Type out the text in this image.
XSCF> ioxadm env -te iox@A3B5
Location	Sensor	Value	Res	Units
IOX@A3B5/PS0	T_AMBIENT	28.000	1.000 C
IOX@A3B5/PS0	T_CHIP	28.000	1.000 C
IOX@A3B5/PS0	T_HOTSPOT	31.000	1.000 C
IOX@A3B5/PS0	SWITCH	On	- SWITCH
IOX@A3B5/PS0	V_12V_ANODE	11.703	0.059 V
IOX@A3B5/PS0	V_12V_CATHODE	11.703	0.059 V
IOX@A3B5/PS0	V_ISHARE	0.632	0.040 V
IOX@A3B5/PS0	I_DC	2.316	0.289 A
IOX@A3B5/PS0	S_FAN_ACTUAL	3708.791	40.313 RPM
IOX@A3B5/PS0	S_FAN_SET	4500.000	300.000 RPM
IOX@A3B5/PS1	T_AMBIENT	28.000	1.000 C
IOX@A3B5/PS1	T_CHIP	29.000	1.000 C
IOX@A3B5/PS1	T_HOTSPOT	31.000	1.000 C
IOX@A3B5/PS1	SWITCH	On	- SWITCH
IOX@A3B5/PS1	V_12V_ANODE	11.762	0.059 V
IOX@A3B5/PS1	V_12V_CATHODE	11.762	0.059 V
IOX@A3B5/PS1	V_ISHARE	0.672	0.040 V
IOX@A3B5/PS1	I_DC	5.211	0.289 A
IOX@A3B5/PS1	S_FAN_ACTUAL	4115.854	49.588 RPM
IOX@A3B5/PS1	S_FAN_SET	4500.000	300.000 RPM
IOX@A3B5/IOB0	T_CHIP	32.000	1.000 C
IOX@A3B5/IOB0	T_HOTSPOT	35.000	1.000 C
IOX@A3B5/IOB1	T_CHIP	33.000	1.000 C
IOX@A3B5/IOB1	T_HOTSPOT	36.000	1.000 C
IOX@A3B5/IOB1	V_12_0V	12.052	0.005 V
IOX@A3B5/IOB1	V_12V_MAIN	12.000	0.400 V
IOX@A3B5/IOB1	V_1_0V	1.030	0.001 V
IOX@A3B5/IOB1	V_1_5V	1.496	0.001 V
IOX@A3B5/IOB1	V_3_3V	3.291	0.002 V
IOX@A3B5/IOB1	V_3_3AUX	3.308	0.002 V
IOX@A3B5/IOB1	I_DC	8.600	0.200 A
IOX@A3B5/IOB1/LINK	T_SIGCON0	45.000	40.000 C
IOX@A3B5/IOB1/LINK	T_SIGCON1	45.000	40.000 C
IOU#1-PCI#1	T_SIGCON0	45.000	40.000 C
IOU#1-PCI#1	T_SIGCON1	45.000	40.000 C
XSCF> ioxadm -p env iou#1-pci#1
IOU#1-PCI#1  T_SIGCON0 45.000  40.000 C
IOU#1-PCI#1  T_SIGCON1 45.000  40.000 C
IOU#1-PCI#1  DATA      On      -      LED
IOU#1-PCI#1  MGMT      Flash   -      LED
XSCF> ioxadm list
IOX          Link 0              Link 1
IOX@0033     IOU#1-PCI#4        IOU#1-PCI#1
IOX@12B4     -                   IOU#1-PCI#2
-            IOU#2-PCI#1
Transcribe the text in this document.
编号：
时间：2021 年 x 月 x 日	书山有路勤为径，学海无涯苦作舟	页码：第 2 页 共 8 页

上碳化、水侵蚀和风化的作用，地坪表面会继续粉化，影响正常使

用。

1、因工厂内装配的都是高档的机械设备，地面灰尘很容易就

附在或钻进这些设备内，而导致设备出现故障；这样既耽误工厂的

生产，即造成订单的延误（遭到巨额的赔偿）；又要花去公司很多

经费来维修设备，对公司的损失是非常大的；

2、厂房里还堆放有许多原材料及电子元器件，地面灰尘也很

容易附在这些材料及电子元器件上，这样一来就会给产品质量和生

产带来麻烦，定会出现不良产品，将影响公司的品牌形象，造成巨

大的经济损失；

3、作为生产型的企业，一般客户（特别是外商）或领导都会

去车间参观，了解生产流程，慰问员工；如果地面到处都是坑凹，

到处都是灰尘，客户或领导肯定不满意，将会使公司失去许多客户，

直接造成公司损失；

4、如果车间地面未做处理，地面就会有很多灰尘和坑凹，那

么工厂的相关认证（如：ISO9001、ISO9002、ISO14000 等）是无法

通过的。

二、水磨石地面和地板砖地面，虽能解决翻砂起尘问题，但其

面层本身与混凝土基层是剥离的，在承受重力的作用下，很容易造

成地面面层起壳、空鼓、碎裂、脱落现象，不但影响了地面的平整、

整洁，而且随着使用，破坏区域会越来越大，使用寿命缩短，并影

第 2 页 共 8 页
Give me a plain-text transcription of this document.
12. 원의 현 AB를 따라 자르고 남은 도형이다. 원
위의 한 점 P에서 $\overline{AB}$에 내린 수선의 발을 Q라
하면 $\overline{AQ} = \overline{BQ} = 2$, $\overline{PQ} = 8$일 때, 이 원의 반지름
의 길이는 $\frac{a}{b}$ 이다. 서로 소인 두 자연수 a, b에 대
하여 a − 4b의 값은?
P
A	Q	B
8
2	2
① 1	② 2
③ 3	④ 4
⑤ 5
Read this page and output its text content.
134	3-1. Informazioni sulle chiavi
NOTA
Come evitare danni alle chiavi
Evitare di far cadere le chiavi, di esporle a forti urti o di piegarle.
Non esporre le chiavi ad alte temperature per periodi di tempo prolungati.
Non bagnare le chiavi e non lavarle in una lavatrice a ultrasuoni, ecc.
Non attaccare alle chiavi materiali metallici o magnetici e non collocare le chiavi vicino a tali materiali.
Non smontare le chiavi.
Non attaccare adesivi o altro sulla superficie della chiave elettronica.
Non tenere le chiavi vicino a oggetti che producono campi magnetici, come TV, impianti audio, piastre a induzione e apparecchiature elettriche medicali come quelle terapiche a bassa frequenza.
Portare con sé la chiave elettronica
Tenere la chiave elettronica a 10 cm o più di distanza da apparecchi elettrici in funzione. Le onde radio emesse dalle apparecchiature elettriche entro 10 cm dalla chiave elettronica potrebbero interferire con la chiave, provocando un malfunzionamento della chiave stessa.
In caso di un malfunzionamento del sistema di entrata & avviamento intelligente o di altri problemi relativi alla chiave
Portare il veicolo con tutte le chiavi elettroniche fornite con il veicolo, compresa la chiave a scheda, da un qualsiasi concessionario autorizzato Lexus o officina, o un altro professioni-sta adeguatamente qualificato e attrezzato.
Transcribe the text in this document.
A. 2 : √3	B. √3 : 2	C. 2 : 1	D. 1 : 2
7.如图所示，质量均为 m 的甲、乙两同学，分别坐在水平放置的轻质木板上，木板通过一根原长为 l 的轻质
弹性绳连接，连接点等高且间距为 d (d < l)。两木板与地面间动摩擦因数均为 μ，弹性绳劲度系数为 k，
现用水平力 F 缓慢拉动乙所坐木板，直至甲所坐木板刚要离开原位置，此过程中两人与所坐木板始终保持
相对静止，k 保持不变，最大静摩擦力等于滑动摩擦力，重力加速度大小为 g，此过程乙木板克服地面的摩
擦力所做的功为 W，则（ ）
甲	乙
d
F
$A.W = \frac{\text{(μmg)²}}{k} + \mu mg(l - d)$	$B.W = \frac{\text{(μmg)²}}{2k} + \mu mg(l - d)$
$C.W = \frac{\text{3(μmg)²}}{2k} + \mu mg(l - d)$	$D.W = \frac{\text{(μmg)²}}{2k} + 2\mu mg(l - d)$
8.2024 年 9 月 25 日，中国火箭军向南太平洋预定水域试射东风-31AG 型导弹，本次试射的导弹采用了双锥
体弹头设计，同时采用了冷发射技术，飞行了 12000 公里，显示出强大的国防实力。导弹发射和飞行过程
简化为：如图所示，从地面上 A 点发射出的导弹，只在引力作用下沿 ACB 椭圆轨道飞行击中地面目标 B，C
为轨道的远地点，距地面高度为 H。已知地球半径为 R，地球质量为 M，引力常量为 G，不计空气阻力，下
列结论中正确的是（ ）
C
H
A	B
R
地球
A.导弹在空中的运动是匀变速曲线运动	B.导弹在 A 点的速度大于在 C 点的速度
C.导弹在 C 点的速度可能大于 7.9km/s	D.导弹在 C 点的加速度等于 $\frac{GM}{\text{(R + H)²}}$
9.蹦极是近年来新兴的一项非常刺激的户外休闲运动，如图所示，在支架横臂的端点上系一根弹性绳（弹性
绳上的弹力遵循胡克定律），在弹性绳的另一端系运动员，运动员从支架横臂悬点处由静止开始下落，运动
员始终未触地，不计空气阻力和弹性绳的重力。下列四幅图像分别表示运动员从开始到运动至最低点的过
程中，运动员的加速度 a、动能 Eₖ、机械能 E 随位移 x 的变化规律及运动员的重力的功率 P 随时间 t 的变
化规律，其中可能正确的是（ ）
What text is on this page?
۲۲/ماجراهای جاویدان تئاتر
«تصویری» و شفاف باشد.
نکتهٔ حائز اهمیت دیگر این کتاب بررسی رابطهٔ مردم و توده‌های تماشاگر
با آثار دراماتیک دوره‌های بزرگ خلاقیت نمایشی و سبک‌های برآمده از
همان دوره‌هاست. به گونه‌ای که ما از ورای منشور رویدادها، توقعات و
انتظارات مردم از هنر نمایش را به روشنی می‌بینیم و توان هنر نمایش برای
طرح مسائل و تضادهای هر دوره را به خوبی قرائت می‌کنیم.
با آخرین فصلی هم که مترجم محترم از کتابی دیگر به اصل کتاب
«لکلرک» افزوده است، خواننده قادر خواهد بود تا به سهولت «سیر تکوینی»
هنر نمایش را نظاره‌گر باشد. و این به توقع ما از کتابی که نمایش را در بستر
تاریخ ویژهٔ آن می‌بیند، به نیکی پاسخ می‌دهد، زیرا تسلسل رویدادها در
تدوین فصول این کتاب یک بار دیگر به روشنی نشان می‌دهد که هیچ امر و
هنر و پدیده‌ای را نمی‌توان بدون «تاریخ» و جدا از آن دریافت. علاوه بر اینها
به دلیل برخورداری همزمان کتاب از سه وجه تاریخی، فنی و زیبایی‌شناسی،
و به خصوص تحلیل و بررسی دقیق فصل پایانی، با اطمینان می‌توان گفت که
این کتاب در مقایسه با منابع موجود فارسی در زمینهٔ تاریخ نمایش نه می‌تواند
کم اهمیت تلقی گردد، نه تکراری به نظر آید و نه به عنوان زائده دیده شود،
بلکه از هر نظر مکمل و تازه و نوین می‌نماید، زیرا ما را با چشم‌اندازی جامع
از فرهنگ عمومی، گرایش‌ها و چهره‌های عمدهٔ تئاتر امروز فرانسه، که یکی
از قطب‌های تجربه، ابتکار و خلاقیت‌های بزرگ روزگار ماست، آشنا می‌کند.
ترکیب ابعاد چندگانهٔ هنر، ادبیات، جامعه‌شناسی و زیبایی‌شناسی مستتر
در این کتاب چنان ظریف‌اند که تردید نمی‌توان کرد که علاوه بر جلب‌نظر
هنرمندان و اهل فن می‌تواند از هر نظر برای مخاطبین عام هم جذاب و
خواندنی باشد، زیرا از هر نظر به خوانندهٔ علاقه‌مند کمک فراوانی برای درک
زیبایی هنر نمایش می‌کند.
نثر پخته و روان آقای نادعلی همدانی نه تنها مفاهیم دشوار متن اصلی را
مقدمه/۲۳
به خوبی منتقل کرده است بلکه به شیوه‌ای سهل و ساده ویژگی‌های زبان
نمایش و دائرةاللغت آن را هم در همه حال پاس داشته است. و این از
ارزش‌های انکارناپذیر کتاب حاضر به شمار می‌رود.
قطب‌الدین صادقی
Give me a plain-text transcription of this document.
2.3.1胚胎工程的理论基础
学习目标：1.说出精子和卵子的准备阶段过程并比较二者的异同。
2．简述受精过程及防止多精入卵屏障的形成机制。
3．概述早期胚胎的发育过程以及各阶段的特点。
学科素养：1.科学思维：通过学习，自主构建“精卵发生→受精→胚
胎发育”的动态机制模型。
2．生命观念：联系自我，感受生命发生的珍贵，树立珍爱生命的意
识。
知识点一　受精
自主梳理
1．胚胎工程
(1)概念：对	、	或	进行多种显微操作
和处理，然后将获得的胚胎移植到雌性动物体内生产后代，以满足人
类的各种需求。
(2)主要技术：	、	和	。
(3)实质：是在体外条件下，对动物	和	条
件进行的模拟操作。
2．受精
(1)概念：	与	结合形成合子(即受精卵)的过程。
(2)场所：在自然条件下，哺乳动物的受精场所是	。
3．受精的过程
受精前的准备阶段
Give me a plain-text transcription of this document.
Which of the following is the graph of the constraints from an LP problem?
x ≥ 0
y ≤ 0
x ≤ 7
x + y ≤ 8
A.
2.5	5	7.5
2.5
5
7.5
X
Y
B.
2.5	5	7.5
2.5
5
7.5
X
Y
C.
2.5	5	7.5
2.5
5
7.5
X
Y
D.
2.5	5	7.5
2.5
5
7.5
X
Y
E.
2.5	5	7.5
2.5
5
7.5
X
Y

· · ·

WRITTEN INSTRUCTION » Search the records for the string "تئاتر" and return every line in which it occurs.

ANSWER TO THE TASK »
۲۲/ماجراهای جاویدان تئاتر
از فرهنگ عمومی، گرایش‌ها و چهره‌های عمدهٔ تئاتر امروز فرانسه، که یکی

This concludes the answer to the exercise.